■ **TASK**
Continue the text below about grieving a wife of 50 years and her affair in 1978, picking up the reply right after its final sentence.

■ **TEXT FOR ANALYSIS**
:::
I lost my beloved wife of 50 years to a vicious cancer. That was 4 months ago. 

Her affair back in 1978.

She never really let me forget it. Kind of gaslighting me all these many years.

When one deeply loves a woman, he forgives her indiscetions, doesnt he?

My question is, why is that coming back to me now? Even the ugly pictures. How can I banish it?  I wish I could just punch up delete and only retain only the wonderful memories.

First, I am so sorry for your loss.  We all here know the depth of losing the person we love more than anyone in the world.  Cancer is viscious, it took my husband and it wasn’t peaceful.

Yes, we do forgive those we love of things we might not others.  Usually it’s because the two have talked it out and had to restablish trust and the pain it cost the other.  I’m certainly not going to question your love for her even if she never apologized.  I do the math and this affair was 42 years ago.  I don’t understand how your relationship maintained itself, but it did.  I don’t know how you handled the constant reminders.  You say she she was in love once.  I’m just trying to figure out how you can free your mind of that to process the grief death itself brings.
:::
■ **DATASET RECORDS**
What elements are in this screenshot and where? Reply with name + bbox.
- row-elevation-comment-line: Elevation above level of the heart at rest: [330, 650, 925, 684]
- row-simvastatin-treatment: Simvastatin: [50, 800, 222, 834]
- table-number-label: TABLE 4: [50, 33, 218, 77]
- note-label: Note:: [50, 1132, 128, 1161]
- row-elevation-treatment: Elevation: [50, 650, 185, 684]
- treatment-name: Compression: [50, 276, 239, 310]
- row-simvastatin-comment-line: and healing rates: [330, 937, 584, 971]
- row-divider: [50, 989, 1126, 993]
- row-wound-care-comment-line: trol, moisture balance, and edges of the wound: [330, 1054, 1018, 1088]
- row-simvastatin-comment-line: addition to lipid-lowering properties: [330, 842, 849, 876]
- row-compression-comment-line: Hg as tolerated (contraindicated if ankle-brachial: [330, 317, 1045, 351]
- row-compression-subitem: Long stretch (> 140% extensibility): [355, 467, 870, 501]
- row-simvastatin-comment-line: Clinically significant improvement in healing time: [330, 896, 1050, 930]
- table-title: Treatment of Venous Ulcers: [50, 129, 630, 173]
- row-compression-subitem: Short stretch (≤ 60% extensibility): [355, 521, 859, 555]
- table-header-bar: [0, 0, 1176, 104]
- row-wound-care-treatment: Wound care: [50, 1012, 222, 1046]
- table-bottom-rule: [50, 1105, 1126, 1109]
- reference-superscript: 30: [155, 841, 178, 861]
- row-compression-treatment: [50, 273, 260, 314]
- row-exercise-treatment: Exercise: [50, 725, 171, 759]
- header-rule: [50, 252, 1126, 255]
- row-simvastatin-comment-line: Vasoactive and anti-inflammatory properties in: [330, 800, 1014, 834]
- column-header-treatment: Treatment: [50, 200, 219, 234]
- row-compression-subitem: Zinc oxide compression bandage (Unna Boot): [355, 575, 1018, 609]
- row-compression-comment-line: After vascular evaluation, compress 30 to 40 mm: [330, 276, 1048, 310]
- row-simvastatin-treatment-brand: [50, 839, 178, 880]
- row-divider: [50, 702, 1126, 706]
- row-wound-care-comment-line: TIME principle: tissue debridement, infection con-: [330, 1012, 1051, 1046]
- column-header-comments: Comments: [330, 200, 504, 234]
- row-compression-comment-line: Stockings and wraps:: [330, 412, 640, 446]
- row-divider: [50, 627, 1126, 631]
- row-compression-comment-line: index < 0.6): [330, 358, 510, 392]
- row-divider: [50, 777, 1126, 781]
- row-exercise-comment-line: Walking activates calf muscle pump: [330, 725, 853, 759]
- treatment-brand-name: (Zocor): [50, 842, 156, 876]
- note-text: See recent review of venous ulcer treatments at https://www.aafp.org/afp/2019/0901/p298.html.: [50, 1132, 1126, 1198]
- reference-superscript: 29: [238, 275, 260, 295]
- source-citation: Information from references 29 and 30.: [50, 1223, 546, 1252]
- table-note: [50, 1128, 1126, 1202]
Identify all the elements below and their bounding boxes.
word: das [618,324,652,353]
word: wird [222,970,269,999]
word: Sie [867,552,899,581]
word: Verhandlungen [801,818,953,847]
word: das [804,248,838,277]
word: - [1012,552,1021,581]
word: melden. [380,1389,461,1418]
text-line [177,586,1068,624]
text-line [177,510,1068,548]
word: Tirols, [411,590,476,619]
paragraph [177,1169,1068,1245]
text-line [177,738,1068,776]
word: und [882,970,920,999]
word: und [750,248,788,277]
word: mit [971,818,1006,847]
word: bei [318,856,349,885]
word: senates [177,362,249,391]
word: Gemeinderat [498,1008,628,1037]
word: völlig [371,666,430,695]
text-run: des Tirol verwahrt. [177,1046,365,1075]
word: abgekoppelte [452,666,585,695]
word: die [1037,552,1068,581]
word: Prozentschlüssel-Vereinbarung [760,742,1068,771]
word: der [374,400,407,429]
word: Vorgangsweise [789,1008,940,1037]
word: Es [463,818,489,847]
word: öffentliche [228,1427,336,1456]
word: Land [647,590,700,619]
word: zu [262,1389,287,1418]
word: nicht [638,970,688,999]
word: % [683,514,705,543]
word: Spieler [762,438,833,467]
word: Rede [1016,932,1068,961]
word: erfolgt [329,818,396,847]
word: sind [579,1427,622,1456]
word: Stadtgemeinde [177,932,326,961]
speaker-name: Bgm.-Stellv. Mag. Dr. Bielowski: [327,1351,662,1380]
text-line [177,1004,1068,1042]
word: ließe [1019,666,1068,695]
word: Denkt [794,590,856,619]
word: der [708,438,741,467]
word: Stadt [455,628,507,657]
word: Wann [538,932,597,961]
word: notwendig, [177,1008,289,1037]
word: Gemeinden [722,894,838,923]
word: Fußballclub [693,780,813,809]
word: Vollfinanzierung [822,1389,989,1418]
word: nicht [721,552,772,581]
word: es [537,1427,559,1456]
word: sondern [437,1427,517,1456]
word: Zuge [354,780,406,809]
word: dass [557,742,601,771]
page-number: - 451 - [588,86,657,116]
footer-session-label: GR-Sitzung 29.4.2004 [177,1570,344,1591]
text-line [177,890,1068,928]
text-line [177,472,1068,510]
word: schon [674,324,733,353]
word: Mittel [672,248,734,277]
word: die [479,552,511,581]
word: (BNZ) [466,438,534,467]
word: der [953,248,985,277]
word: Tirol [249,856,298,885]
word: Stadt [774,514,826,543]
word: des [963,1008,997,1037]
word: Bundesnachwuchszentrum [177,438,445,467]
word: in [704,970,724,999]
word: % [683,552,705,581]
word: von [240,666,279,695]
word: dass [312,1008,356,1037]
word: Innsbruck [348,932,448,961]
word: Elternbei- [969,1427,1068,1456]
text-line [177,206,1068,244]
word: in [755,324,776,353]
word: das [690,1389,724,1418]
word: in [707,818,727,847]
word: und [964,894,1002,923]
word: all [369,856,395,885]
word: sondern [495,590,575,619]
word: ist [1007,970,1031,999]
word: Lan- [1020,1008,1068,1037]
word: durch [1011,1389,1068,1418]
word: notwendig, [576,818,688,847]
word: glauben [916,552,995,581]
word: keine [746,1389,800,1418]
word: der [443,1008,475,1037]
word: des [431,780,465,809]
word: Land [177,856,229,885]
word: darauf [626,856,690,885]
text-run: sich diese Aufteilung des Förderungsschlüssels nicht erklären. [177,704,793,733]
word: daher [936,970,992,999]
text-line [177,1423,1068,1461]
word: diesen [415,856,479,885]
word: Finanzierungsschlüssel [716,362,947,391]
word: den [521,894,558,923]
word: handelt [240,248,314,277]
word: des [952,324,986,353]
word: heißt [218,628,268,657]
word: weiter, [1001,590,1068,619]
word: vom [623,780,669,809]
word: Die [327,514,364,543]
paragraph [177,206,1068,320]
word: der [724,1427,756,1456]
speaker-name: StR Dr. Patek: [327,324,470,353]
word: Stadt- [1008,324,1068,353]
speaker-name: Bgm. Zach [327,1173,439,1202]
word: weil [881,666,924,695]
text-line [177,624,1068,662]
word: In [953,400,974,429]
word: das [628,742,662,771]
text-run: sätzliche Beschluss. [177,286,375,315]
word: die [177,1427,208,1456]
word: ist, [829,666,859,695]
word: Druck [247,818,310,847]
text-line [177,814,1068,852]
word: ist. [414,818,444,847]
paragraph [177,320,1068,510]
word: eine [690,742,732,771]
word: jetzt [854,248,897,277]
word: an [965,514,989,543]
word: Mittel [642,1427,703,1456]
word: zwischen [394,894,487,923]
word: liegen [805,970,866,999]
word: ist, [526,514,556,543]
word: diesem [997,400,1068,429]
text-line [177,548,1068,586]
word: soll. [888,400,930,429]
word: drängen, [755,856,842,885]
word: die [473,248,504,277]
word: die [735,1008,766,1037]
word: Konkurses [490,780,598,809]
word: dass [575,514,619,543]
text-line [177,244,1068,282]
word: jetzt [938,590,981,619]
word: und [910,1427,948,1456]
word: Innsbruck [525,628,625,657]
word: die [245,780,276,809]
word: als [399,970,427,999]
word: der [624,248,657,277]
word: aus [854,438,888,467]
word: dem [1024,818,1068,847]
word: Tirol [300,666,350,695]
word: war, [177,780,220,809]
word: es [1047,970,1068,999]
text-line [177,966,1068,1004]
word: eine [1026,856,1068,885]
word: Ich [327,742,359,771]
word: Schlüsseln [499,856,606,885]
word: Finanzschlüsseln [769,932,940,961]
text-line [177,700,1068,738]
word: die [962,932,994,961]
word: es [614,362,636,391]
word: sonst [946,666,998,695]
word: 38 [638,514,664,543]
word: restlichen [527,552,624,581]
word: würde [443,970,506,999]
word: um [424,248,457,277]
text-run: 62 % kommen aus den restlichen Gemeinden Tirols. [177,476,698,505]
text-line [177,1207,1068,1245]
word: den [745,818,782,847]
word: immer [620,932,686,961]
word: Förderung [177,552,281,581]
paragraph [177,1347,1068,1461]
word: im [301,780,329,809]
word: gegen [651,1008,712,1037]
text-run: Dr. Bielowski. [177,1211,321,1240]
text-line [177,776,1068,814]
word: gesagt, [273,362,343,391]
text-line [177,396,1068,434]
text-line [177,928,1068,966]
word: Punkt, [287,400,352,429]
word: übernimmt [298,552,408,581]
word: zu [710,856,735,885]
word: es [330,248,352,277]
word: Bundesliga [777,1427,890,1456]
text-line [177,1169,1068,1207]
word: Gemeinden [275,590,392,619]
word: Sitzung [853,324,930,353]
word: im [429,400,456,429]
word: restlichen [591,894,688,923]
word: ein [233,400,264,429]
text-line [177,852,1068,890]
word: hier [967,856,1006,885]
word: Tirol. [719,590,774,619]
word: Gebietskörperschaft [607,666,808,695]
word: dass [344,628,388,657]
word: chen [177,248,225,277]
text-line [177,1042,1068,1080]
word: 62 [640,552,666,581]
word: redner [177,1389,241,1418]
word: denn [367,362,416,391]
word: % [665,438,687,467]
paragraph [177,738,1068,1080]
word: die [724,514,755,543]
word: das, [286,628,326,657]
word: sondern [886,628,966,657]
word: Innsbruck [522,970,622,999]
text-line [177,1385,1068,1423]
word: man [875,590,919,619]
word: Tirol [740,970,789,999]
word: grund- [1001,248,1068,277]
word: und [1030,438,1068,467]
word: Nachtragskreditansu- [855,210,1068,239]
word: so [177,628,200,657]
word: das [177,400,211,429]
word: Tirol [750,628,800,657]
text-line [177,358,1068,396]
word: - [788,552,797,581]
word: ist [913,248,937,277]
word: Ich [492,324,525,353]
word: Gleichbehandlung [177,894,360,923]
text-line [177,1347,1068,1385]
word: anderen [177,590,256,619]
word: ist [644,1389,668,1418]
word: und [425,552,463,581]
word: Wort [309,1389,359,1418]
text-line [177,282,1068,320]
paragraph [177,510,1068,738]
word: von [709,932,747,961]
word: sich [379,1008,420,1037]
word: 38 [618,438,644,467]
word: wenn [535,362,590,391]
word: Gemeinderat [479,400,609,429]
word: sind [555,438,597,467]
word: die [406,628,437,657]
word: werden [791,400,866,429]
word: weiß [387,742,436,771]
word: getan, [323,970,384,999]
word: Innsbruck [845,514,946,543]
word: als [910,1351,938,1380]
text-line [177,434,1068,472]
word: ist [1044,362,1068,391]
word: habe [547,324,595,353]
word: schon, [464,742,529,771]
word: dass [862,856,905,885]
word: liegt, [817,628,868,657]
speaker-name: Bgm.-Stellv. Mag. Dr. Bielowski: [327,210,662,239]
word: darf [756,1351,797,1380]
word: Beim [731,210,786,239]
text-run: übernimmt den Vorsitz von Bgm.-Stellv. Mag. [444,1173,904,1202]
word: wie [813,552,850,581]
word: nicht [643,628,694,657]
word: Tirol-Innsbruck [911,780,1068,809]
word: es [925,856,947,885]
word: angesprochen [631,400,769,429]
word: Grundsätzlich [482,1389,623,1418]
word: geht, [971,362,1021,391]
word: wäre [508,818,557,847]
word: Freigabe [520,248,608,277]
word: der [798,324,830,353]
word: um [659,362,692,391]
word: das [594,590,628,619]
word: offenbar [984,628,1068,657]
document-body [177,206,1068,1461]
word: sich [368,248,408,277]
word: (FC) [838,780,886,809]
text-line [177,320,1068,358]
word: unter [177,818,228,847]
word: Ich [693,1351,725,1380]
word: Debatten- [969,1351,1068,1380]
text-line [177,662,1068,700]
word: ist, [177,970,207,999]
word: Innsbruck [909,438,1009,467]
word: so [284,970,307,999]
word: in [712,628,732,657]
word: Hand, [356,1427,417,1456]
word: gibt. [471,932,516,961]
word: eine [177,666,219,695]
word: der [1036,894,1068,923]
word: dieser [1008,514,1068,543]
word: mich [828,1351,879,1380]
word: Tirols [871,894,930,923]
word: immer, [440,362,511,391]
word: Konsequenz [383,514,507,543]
:::
■ **YOUR RESPONSE**
I agree with Marty that we do go over the whole course of the relationship. All of us had rough patches to work thru.  For me, they rarely came to mind as we worked them out and buried them.  They were dead and gone, forever. So many years carrying that I don’t know how that would be.  I have a grief counselor to help me process the barrage of emotions, even being 5 years in.  Have you considered that or have someone you trust to air your pain about it to hopefully take its power over you away?   It’s hard enough remembering the good times lost and there will be no more.  

That may be your delete key.  Power.  I’ve learned we often feed thoughts unconsciously.  Self talk can be very powerful and drag us down.  Tell us terrible things about ourselves and make us believe them.  It takes a strong will and help from our good memories to remind us we were once the most important person on earth to someone which is the greatest feeling.  

I truly hope you find a way to experience your grief without baggage you can hopefully rid yourself of.  I wish I had the answers you seek.  But I haven’t had answers to mine beyond nature gone awry.  The good memories bring pain too, but sometimes solace.  I hope you find that.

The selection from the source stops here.